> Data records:
------------------------------------

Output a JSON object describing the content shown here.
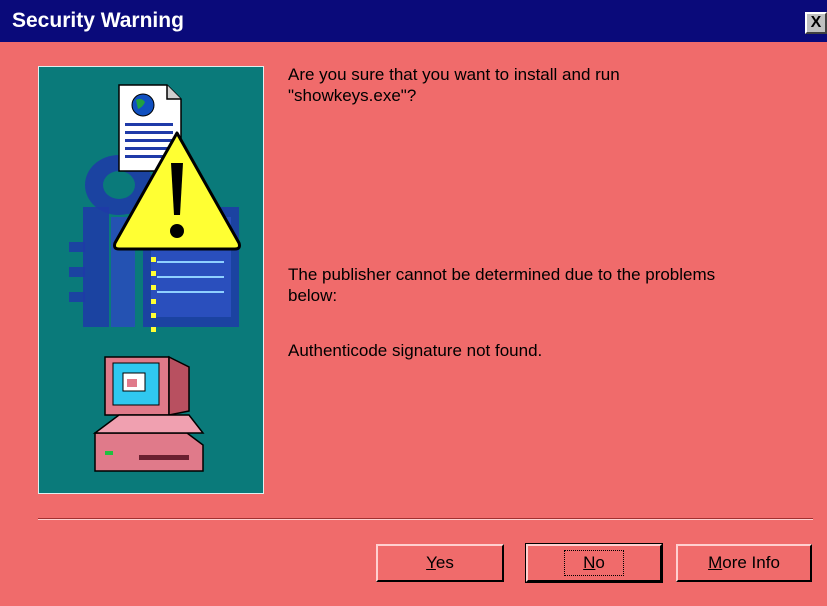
{
  "window": {
    "title": "Security Warning",
    "close_glyph": "X"
  },
  "message": {
    "line1": "Are you sure that you want to install and run",
    "line2": "\"showkeys.exe\"?",
    "publisher_line1": "The publisher cannot be determined due to the problems",
    "publisher_line2": "below:",
    "signature": "Authenticode signature not found."
  },
  "buttons": {
    "yes": {
      "mnemonic": "Y",
      "rest": "es"
    },
    "no": {
      "mnemonic": "N",
      "rest": "o"
    },
    "more_info": {
      "mnemonic": "M",
      "rest": "ore Info"
    }
  },
  "art": {
    "icons": [
      "document-globe-icon",
      "warning-icon",
      "keys-icon",
      "certificate-icon",
      "computer-icon"
    ]
  },
  "colors": {
    "dialog_bg": "#f06b6b",
    "title_bar": "#0a0a7a",
    "art_bg": "#0a7a7a",
    "warning_yellow": "#ffff33"
  }
}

------------------------------------

> WHAT IS BEING ASKED:
Repeat the records above exactly, leaving out any pictures they contain.

> SOLUTION FOR THIS EXERCISE:
Output a JSON object describing the content shown here.
{
  "window": {
    "title": "Security Warning",
    "close_glyph": "X"
  },
  "message": {
    "line1": "Are you sure that you want to install and run",
    "line2": "\"showkeys.exe\"?",
    "publisher_line1": "The publisher cannot be determined due to the problems",
    "publisher_line2": "below:",
    "signature": "Authenticode signature not found."
  },
  "buttons": {
    "yes": {
      "mnemonic": "Y",
      "rest": "es"
    },
    "no": {
      "mnemonic": "N",
      "rest": "o"
    },
    "more_info": {
      "mnemonic": "M",
      "rest": "ore Info"
    }
  },
  "art": {
    "icons": [
      "document-globe-icon",
      "warning-icon",
      "keys-icon",
      "certificate-icon",
      "computer-icon"
    ]
  },
  "colors": {
    "dialog_bg": "#f06b6b",
    "title_bar": "#0a0a7a",
    "art_bg": "#0a7a7a",
    "warning_yellow": "#ffff33"
  }
}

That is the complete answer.